Reproduce every record exactly as it appears, but not the pictures.

Dataset records:
┄┄┄┄┄┄┄┄┄┄

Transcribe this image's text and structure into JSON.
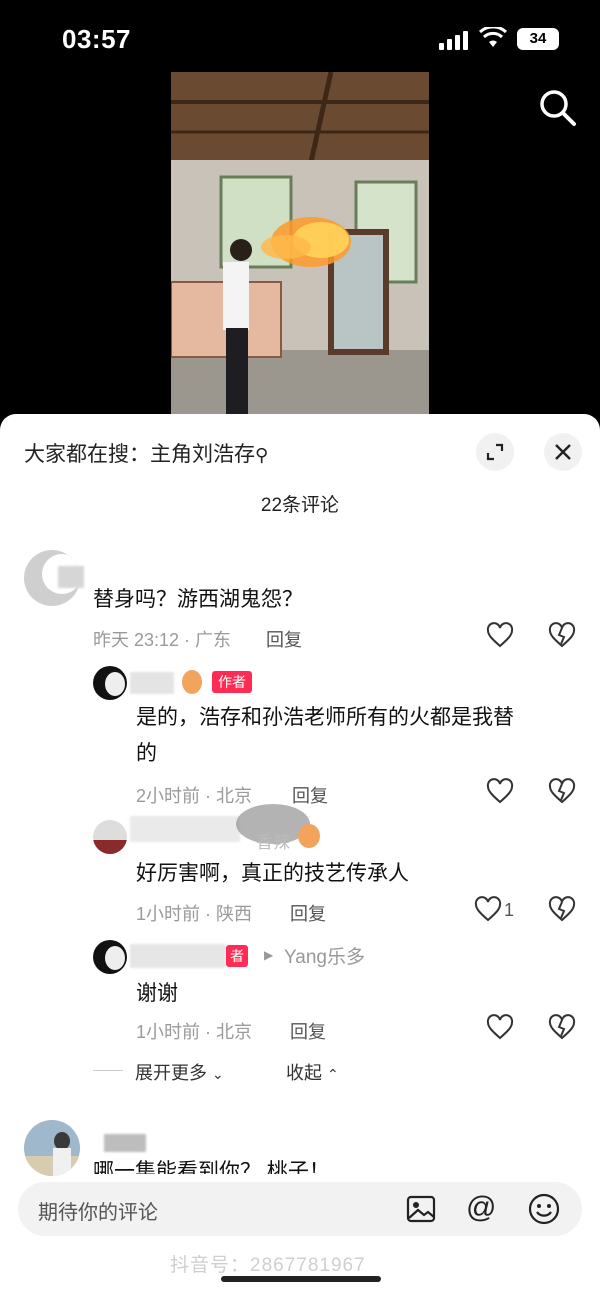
{
  "status": {
    "time": "03:57",
    "battery": "34"
  },
  "sheet": {
    "search_hint": "大家都在搜：主角刘浩存",
    "comment_count": "22条评论"
  },
  "comments": {
    "c1": {
      "text": "替身吗？游西湖鬼怨？",
      "meta": "昨天 23:12 · 广东",
      "reply": "回复"
    },
    "r1": {
      "tag": "作者",
      "text1": "是的，浩存和孙浩老师所有的火都是我替",
      "text2": "的",
      "meta": "2小时前 · 北京",
      "reply": "回复"
    },
    "r2": {
      "name_tail": "香辣",
      "text": "好厉害啊，真正的技艺传承人",
      "meta": "1小时前 · 陕西",
      "reply": "回复",
      "likes": "1"
    },
    "r3": {
      "tag": "者",
      "reply_to": "Yang乐多",
      "text": "谢谢",
      "meta": "1小时前 · 北京",
      "reply": "回复"
    },
    "expand": "展开更多",
    "collapse": "收起",
    "c2": {
      "text": "哪一集能看到你？ 桃子！"
    }
  },
  "input": {
    "placeholder": "期待你的评论"
  },
  "watermark": "抖音号：2867781967"
}
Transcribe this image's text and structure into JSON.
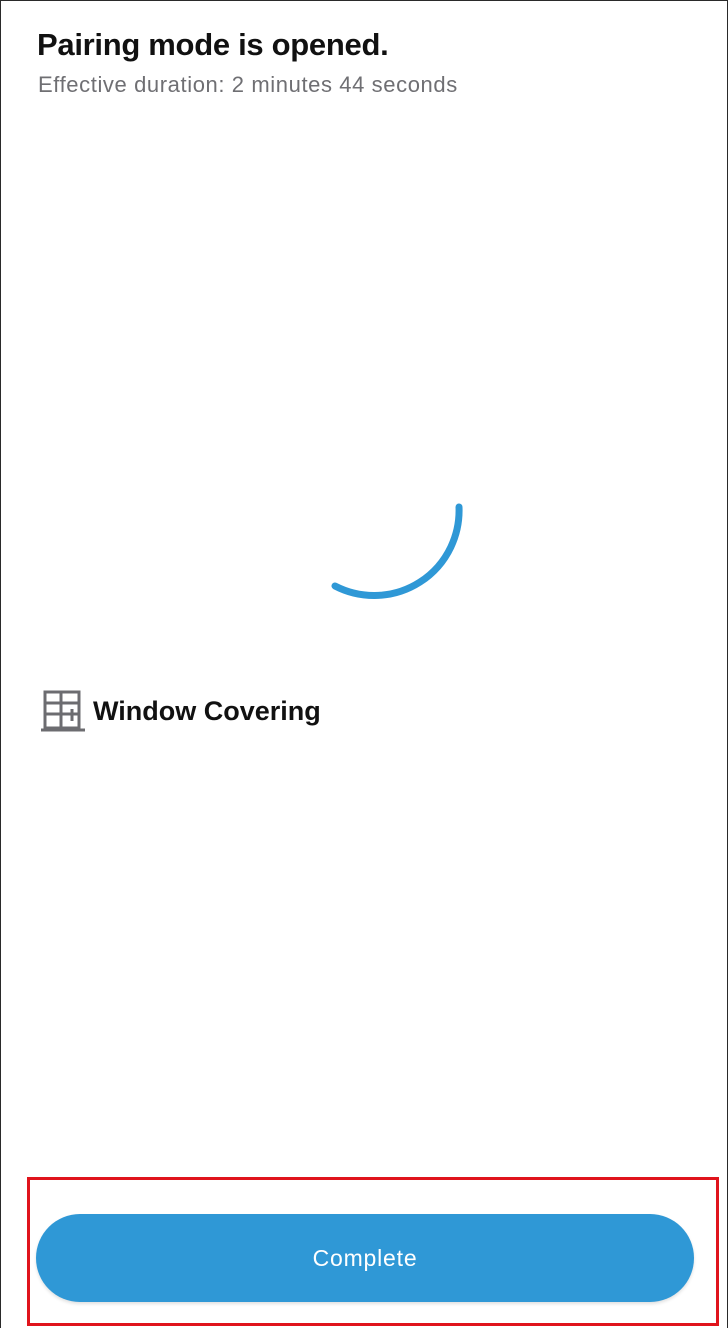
{
  "header": {
    "title": "Pairing mode is opened.",
    "subtitle": "Effective duration: 2 minutes 44 seconds"
  },
  "device": {
    "icon": "window-covering-icon",
    "label": "Window Covering"
  },
  "footer": {
    "complete_label": "Complete"
  },
  "colors": {
    "accent": "#2f98d6",
    "highlight": "#e0141c",
    "title": "#111111",
    "subtitle": "#6f6f73"
  }
}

┄┄┄┄┄┄┄┄┄┄

▶ **RESULT OF THIS EXERCISE**:
Transcribe this image's text and structure into JSON.
{
  "status": {
    "time": "03:57",
    "battery": "34"
  },
  "sheet": {
    "search_hint": "大家都在搜：主角刘浩存",
    "comment_count": "22条评论"
  },
  "comments": {
    "c1": {
      "text": "替身吗？游西湖鬼怨？",
      "meta": "昨天 23:12 · 广东",
      "reply": "回复"
    },
    "r1": {
      "tag": "作者",
      "text1": "是的，浩存和孙浩老师所有的火都是我替",
      "text2": "的",
      "meta": "2小时前 · 北京",
      "reply": "回复"
    },
    "r2": {
      "name_tail": "香辣",
      "text": "好厉害啊，真正的技艺传承人",
      "meta": "1小时前 · 陕西",
      "reply": "回复",
      "likes": "1"
    },
    "r3": {
      "tag": "者",
      "reply_to": "Yang乐多",
      "text": "谢谢",
      "meta": "1小时前 · 北京",
      "reply": "回复"
    },
    "expand": "展开更多",
    "collapse": "收起",
    "c2": {
      "text": "哪一集能看到你？ 桃子！"
    }
  },
  "input": {
    "placeholder": "期待你的评论"
  },
  "watermark": "抖音号：2867781967"
}
Transcribe this image's text and structure into JSON.
{
  "header": {
    "title": "Pairing mode is opened.",
    "subtitle": "Effective duration: 2 minutes 44 seconds"
  },
  "device": {
    "icon": "window-covering-icon",
    "label": "Window Covering"
  },
  "footer": {
    "complete_label": "Complete"
  },
  "colors": {
    "accent": "#2f98d6",
    "highlight": "#e0141c",
    "title": "#111111",
    "subtitle": "#6f6f73"
  }
}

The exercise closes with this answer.